The many thousands of women who followed the vocation of nursing were thoroughly trained and usually highly efficient. At a time when women’s place in society was a subject of constant debate, educated women were well aware that the professional respect of male colleagues was hard-earned, and set themselves extremely high standards. Their work in forward areas was often undertaken in unavoidably squalid conditions. No concessions were made for a nursing sister’s sheltered upbringing or her youth; she was expected to face the most appalling sights and distressing responsibilities with calm competence, and was subject to strict discipline. Casualties’ memoirs make clear that the great majority of nurses rose to these demands, making an unforgettable impression on those for whom they cared.

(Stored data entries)
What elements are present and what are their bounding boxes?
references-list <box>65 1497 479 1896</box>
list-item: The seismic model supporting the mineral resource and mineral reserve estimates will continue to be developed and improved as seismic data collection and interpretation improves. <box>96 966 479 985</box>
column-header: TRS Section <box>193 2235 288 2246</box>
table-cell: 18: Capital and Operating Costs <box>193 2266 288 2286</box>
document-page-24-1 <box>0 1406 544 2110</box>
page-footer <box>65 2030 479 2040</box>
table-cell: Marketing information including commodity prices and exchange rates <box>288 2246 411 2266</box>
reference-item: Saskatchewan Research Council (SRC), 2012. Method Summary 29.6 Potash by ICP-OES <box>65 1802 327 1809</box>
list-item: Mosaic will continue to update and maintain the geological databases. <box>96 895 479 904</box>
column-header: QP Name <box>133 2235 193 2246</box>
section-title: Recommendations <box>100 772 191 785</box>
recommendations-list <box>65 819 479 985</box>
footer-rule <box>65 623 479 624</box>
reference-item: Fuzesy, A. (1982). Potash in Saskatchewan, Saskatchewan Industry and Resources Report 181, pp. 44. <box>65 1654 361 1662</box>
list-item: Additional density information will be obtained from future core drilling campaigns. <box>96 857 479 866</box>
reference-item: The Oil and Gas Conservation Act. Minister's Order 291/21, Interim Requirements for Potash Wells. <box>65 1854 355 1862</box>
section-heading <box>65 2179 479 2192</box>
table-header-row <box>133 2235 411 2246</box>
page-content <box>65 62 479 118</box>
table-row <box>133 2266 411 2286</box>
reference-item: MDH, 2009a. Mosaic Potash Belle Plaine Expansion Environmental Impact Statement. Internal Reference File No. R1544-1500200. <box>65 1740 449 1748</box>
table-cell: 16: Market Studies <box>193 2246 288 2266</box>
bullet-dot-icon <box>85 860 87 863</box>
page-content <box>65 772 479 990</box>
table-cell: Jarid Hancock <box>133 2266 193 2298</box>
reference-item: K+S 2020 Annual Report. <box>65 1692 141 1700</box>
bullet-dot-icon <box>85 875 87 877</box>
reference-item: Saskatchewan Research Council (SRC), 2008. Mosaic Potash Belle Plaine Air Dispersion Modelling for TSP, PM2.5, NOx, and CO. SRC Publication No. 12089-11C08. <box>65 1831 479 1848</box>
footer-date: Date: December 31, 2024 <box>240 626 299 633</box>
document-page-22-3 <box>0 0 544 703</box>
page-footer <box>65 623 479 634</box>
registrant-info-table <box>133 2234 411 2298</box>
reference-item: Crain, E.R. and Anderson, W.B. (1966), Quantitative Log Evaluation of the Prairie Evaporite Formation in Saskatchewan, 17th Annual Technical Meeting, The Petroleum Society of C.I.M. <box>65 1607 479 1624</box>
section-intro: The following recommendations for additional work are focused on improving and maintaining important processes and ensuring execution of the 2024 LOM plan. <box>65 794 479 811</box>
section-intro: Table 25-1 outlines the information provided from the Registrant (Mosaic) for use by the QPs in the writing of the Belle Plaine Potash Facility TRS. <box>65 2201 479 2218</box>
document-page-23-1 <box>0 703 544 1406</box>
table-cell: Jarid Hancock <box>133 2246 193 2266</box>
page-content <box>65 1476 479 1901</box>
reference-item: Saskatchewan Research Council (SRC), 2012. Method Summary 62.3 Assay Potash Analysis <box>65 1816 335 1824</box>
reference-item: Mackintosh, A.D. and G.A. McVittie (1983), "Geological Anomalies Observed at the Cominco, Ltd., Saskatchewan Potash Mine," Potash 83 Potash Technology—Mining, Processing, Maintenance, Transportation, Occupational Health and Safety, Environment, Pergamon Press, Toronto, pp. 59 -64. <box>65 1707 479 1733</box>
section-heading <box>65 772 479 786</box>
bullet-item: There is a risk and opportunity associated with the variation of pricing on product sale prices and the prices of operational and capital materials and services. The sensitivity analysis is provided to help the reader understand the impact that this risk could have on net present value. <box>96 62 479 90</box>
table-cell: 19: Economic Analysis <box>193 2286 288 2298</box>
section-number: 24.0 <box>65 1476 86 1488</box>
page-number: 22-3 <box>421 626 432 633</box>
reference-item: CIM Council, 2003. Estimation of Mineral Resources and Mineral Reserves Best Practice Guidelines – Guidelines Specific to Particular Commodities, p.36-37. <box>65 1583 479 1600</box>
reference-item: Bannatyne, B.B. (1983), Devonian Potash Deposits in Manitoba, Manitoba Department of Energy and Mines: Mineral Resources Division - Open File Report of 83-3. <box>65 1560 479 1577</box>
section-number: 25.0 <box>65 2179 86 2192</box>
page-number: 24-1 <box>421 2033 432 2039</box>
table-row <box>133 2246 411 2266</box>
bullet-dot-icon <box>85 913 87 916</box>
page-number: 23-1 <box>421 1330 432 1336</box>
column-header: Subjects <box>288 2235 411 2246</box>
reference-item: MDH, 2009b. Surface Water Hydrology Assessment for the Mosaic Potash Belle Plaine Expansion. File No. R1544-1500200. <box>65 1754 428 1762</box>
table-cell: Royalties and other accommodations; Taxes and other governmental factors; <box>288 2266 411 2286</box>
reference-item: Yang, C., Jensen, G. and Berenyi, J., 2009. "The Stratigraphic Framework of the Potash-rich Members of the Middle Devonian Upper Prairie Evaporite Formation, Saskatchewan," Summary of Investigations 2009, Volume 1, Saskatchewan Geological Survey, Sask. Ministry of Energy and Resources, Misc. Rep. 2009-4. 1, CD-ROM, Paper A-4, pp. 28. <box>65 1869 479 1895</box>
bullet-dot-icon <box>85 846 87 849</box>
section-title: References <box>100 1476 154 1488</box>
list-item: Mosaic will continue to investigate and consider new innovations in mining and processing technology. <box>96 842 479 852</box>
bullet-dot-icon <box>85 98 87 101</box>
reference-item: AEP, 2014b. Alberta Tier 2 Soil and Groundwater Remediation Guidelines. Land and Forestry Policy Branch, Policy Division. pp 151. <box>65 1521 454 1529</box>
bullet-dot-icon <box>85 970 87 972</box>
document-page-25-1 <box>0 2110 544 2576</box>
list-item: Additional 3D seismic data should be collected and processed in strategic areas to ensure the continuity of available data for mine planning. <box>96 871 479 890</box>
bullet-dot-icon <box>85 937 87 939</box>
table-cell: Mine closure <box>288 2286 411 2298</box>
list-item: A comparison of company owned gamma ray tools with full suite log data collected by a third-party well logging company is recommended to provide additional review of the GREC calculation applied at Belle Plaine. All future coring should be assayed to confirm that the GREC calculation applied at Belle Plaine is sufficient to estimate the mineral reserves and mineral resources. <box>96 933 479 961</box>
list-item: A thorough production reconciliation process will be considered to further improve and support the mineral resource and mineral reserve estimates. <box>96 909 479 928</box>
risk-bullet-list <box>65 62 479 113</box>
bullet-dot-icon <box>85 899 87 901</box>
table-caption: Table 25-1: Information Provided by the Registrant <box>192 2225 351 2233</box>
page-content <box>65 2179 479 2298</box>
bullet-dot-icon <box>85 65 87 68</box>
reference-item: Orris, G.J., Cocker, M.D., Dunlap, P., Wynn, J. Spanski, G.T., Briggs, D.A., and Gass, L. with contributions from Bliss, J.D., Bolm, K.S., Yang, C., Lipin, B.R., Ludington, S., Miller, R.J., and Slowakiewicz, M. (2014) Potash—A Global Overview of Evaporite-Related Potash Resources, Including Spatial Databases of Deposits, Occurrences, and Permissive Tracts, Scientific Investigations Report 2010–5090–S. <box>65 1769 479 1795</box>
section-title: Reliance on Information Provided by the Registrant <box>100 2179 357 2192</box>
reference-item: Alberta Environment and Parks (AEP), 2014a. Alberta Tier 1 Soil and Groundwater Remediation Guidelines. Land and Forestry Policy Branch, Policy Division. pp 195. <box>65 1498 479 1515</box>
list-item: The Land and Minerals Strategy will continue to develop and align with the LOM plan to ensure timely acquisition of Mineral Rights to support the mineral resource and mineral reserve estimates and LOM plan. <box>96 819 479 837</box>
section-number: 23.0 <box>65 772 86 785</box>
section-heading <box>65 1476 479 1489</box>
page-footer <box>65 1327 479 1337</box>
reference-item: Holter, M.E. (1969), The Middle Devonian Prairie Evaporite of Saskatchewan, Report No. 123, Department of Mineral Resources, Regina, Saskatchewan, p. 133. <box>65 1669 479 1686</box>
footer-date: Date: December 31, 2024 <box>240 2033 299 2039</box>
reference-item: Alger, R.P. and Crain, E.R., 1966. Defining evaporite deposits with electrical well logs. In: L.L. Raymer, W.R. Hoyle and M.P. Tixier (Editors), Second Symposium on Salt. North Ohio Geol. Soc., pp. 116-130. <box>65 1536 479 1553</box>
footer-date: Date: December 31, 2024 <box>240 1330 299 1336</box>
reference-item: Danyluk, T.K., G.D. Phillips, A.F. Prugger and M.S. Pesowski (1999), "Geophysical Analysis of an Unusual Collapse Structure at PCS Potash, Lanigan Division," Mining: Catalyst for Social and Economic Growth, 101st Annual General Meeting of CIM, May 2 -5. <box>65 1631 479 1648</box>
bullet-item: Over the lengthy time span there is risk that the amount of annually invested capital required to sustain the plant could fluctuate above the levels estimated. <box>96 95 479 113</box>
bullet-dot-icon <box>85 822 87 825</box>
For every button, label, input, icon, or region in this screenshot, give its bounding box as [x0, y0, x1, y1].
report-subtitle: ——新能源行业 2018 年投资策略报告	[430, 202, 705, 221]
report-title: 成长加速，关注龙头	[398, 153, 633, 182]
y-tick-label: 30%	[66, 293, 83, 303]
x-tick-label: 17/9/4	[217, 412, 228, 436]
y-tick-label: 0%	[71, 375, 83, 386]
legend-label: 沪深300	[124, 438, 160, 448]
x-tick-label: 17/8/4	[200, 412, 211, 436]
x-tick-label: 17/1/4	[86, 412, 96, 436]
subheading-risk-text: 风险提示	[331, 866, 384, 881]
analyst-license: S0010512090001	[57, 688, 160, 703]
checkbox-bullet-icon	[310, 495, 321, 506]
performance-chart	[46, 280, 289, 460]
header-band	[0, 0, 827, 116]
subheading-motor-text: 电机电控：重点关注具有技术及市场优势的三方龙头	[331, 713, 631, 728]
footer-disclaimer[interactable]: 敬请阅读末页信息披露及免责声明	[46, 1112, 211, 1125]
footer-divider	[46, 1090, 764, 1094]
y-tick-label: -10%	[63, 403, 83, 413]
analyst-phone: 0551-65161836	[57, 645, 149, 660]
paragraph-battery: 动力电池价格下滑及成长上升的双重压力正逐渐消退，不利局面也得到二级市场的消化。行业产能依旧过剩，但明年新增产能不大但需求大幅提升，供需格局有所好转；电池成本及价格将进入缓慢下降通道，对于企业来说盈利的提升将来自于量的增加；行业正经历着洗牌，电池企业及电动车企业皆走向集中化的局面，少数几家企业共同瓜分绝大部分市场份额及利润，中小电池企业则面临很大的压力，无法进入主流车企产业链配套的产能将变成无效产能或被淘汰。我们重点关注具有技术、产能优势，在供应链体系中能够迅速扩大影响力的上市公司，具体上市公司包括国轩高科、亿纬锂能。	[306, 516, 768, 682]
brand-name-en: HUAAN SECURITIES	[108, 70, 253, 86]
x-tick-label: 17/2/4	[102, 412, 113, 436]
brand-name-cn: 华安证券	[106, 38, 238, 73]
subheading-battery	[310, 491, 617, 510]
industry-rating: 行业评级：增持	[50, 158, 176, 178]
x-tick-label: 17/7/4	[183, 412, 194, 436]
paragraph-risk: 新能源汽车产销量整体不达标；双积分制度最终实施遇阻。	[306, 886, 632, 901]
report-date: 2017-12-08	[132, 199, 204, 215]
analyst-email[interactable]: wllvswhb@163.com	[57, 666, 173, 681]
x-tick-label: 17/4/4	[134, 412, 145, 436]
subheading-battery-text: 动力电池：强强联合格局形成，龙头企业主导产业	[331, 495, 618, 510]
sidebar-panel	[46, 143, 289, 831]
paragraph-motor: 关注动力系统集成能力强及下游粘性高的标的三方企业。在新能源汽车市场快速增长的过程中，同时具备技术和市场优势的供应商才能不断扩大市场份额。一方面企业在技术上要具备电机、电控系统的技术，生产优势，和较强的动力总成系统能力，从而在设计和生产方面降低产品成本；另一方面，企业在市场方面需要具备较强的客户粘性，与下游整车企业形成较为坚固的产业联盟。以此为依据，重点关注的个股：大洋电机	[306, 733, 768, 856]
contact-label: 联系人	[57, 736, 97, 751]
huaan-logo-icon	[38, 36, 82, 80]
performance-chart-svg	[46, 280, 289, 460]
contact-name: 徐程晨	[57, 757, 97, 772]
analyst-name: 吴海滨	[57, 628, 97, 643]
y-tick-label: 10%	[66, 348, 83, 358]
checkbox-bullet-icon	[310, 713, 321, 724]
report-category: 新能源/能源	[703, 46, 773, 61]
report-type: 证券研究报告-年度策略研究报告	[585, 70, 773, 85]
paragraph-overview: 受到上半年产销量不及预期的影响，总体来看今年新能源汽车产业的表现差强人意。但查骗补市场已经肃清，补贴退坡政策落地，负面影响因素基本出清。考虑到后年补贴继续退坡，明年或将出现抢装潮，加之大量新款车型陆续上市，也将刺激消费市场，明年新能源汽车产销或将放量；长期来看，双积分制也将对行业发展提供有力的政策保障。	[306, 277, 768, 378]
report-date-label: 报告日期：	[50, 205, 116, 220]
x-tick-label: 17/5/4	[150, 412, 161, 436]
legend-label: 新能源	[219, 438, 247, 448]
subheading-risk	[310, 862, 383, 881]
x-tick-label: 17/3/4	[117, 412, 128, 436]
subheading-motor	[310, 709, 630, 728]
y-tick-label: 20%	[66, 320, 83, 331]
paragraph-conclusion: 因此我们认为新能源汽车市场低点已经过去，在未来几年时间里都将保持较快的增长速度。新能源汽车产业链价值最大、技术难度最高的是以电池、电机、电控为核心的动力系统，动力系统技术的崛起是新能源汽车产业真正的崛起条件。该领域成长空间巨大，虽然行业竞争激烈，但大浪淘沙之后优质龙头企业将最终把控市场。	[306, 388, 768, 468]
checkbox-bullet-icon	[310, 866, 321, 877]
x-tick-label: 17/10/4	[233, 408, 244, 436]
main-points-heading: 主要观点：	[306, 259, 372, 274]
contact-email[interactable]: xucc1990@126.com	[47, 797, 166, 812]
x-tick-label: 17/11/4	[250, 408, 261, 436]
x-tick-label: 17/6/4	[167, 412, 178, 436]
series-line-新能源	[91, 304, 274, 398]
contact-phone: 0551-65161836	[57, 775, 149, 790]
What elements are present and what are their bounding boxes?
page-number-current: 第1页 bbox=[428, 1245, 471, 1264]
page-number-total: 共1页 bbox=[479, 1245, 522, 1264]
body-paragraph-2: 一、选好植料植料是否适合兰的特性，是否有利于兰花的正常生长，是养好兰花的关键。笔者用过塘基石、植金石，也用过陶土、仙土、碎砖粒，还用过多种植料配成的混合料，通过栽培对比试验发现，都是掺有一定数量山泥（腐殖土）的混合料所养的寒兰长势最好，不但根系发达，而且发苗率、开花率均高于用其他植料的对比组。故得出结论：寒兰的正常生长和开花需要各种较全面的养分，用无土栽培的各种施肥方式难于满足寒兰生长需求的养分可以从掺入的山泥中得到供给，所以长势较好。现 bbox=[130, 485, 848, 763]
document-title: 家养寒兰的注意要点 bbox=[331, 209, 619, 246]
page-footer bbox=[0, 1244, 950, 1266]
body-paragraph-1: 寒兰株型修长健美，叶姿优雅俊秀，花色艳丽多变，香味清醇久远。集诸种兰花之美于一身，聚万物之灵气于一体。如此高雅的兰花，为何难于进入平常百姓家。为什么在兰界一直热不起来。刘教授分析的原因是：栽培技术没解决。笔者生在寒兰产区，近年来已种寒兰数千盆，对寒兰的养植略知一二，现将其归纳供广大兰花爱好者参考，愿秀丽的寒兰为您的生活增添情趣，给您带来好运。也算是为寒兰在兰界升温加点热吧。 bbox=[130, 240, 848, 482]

» Task goal
Carry the passage about women in nursing forward from its final sentence.

» Written answer
The decline of the military in the post-war era saw the reduction of the military nursing services to, in most cases, a mere handful of sisters; reliance was placed on a reserve of qualified nurses to be drawn from the civilian sector in time of need. This expectation of availability led to some strain during the early part of World War II, when Britain’s cities were suffering heavily at the hands of the Luftwaffe and civilian nurses found themselves heavily burdened by huge numbers of civil casualties. The shortage of nurses was met by the Voluntary Aid Detachments, whose service to civilian and military nursing during World War II is often overlooked but was absolutely essential. The VADs were further supplemented in British service by specialist Auxiliary Territorial Service ranks; and in the United States the Women’s Army Corps provided hospital aides trained in a variety of employments, as did many other organisations.